* _Records for this task_:
★ ★ ★ ★

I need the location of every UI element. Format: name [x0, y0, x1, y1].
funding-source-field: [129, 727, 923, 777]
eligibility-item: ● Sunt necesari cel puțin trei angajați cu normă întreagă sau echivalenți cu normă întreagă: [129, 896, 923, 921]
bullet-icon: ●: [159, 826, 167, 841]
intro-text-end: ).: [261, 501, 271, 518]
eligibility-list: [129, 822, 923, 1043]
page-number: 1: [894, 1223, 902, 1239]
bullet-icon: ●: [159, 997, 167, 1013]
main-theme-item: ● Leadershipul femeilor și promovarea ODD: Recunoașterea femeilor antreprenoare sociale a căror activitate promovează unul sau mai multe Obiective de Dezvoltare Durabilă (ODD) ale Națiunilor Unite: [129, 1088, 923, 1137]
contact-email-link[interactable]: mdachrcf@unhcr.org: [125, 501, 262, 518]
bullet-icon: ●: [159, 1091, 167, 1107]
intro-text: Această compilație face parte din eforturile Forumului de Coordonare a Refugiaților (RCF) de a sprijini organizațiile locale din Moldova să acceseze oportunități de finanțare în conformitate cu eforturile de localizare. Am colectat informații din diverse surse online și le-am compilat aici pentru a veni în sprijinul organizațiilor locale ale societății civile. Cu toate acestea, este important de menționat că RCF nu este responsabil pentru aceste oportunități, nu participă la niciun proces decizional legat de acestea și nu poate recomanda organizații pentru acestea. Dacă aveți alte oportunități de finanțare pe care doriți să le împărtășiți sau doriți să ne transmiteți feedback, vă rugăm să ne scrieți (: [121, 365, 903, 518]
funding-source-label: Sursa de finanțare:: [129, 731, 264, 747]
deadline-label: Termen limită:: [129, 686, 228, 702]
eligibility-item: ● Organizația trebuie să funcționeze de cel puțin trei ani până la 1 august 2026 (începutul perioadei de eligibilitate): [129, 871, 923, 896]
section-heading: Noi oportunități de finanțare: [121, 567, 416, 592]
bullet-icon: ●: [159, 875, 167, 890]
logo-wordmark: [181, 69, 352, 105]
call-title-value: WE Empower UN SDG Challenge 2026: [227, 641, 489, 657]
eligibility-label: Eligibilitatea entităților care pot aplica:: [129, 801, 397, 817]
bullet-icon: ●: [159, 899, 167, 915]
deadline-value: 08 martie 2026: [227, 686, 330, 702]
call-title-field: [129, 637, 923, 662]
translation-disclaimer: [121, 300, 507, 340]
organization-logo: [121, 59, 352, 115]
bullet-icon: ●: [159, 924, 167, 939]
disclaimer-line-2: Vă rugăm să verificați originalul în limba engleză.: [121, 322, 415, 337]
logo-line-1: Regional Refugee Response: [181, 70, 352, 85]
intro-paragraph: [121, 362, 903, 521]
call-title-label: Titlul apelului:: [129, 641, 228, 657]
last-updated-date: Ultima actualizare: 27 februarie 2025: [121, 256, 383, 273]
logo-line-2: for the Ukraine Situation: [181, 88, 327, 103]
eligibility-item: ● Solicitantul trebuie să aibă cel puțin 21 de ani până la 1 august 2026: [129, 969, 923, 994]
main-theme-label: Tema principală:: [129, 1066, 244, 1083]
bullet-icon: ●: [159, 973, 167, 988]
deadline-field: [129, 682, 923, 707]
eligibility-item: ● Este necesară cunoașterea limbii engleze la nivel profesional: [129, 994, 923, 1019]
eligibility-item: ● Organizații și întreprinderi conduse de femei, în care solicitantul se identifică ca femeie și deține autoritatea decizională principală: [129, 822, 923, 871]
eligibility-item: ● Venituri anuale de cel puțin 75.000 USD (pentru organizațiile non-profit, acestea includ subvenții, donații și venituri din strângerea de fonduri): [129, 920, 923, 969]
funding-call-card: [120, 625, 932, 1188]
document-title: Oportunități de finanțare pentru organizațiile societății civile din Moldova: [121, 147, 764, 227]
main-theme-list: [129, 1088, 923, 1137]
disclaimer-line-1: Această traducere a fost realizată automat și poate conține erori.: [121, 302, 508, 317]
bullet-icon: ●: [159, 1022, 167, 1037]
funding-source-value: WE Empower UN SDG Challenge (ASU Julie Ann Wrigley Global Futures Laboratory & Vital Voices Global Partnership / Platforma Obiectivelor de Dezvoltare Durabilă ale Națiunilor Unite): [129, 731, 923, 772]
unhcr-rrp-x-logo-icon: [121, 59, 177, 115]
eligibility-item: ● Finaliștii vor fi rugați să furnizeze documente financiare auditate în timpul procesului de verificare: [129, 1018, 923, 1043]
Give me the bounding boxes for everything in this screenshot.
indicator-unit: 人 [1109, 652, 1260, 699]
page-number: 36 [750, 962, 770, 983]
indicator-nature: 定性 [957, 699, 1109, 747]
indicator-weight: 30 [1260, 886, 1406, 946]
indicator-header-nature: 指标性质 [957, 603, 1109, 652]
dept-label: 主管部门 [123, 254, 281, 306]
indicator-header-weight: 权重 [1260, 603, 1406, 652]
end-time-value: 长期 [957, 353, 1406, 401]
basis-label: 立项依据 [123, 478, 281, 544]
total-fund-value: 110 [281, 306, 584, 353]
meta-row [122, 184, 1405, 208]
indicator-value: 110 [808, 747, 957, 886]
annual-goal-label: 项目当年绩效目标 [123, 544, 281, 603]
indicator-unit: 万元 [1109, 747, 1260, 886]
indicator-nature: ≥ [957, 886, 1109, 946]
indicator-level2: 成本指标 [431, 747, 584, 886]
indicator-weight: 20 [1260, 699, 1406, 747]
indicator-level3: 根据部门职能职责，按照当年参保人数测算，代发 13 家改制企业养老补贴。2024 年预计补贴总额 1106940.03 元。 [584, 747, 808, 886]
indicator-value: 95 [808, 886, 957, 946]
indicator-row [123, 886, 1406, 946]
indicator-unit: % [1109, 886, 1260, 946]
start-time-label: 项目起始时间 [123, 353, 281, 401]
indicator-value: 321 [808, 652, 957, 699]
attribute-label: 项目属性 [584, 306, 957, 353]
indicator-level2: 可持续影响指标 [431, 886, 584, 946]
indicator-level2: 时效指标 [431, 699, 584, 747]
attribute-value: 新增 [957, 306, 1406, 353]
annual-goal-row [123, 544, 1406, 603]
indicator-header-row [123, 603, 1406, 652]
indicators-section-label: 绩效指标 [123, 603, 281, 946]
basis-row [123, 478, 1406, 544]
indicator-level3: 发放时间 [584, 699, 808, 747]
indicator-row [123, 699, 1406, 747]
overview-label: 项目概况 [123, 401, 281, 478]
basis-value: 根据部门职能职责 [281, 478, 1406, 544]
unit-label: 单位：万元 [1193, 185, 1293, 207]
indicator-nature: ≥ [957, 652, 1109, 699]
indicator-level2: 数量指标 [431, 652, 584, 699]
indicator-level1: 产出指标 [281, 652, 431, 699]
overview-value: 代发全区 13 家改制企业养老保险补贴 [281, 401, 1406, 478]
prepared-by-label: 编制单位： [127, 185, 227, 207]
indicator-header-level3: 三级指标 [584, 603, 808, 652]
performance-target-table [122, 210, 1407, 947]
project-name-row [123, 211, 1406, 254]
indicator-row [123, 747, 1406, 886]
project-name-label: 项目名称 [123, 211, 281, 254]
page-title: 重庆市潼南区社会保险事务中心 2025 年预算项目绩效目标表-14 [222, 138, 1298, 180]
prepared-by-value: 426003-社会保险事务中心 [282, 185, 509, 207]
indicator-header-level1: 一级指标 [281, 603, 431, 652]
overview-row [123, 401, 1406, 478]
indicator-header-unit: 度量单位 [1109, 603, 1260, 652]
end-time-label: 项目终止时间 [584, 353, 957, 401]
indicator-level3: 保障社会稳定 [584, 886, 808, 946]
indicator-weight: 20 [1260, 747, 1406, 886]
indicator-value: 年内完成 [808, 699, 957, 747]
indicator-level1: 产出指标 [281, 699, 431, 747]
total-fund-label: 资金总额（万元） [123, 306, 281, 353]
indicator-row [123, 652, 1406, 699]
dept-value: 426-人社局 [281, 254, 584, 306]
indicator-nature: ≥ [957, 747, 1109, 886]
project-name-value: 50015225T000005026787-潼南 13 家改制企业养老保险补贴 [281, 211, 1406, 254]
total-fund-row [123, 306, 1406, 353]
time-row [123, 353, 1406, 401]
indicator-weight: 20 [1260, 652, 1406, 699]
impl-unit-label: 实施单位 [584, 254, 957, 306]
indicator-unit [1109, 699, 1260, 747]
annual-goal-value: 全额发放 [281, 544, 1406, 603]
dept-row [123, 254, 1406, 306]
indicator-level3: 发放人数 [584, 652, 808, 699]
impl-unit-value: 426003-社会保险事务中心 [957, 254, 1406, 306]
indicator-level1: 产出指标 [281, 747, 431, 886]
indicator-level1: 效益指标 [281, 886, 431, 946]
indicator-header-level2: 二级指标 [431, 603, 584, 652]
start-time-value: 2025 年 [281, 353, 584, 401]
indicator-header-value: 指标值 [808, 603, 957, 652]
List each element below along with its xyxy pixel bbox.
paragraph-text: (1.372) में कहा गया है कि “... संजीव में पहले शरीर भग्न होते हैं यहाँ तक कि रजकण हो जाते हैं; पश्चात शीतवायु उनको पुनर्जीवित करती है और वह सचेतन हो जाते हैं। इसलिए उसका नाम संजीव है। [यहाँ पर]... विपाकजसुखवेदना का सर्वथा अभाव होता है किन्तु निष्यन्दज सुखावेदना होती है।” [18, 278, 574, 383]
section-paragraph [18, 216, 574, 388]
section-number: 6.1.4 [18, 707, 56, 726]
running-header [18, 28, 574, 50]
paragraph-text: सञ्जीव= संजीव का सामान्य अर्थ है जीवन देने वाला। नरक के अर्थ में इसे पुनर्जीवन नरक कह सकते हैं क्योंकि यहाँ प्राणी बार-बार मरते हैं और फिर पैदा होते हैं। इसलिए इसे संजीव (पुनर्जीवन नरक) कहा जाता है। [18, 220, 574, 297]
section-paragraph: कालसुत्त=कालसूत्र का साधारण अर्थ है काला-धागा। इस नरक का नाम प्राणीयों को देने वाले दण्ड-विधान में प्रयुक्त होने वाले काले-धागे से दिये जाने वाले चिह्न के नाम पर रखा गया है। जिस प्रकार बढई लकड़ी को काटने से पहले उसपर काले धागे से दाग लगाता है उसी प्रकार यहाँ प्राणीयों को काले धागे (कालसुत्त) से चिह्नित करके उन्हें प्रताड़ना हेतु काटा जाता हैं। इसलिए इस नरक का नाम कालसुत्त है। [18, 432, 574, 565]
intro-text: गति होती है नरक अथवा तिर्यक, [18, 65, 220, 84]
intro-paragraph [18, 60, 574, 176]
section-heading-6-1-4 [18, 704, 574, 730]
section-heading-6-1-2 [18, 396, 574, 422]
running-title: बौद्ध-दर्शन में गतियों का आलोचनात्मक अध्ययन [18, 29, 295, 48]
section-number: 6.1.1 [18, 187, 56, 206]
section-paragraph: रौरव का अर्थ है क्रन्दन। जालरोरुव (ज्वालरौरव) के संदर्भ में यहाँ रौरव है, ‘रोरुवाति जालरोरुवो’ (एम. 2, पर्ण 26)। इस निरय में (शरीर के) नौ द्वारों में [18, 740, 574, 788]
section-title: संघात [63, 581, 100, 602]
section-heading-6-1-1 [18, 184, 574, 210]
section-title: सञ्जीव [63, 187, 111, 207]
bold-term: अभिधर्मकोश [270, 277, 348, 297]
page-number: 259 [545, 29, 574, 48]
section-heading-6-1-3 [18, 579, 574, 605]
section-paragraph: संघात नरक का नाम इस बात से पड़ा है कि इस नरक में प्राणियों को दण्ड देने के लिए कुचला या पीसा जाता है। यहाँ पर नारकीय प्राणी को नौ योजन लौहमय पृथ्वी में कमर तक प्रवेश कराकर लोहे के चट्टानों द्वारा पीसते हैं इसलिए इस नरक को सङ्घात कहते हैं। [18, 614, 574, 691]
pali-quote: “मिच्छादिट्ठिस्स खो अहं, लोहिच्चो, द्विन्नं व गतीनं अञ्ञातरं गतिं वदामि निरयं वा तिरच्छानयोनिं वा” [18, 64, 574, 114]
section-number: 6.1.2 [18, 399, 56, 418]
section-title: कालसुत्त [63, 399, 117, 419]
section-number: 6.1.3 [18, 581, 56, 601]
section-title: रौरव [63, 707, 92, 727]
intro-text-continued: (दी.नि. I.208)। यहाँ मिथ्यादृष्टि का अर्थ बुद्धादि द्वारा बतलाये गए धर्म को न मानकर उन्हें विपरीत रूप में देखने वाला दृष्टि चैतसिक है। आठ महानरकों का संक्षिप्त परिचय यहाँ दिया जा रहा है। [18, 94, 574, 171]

★ ★ ★ ★

* _Instruction_: Reproduce word for word everything in the listing from its first line down to the line containing "deadline-label: Termen limită:: [129, 686, 228, 702]", including both of those lines.

* _Solution_:
I need the location of every UI element. Format: name [x0, y0, x1, y1].
funding-source-field: [129, 727, 923, 777]
eligibility-item: ● Sunt necesari cel puțin trei angajați cu normă întreagă sau echivalenți cu normă întreagă: [129, 896, 923, 921]
bullet-icon: ●: [159, 826, 167, 841]
intro-text-end: ).: [261, 501, 271, 518]
eligibility-list: [129, 822, 923, 1043]
page-number: 1: [894, 1223, 902, 1239]
bullet-icon: ●: [159, 997, 167, 1013]
main-theme-item: ● Leadershipul femeilor și promovarea ODD: Recunoașterea femeilor antreprenoare sociale a căror activitate promovează unul sau mai multe Obiective de Dezvoltare Durabilă (ODD) ale Națiunilor Unite: [129, 1088, 923, 1137]
contact-email-link[interactable]: mdachrcf@unhcr.org: [125, 501, 262, 518]
bullet-icon: ●: [159, 1091, 167, 1107]
intro-text: Această compilație face parte din eforturile Forumului de Coordonare a Refugiaților (RCF) de a sprijini organizațiile locale din Moldova să acceseze oportunități de finanțare în conformitate cu eforturile de localizare. Am colectat informații din diverse surse online și le-am compilat aici pentru a veni în sprijinul organizațiilor locale ale societății civile. Cu toate acestea, este important de menționat că RCF nu este responsabil pentru aceste oportunități, nu participă la niciun proces decizional legat de acestea și nu poate recomanda organizații pentru acestea. Dacă aveți alte oportunități de finanțare pe care doriți să le împărtășiți sau doriți să ne transmiteți feedback, vă rugăm să ne scrieți (: [121, 365, 903, 518]
funding-source-label: Sursa de finanțare:: [129, 731, 264, 747]
deadline-label: Termen limită:: [129, 686, 228, 702]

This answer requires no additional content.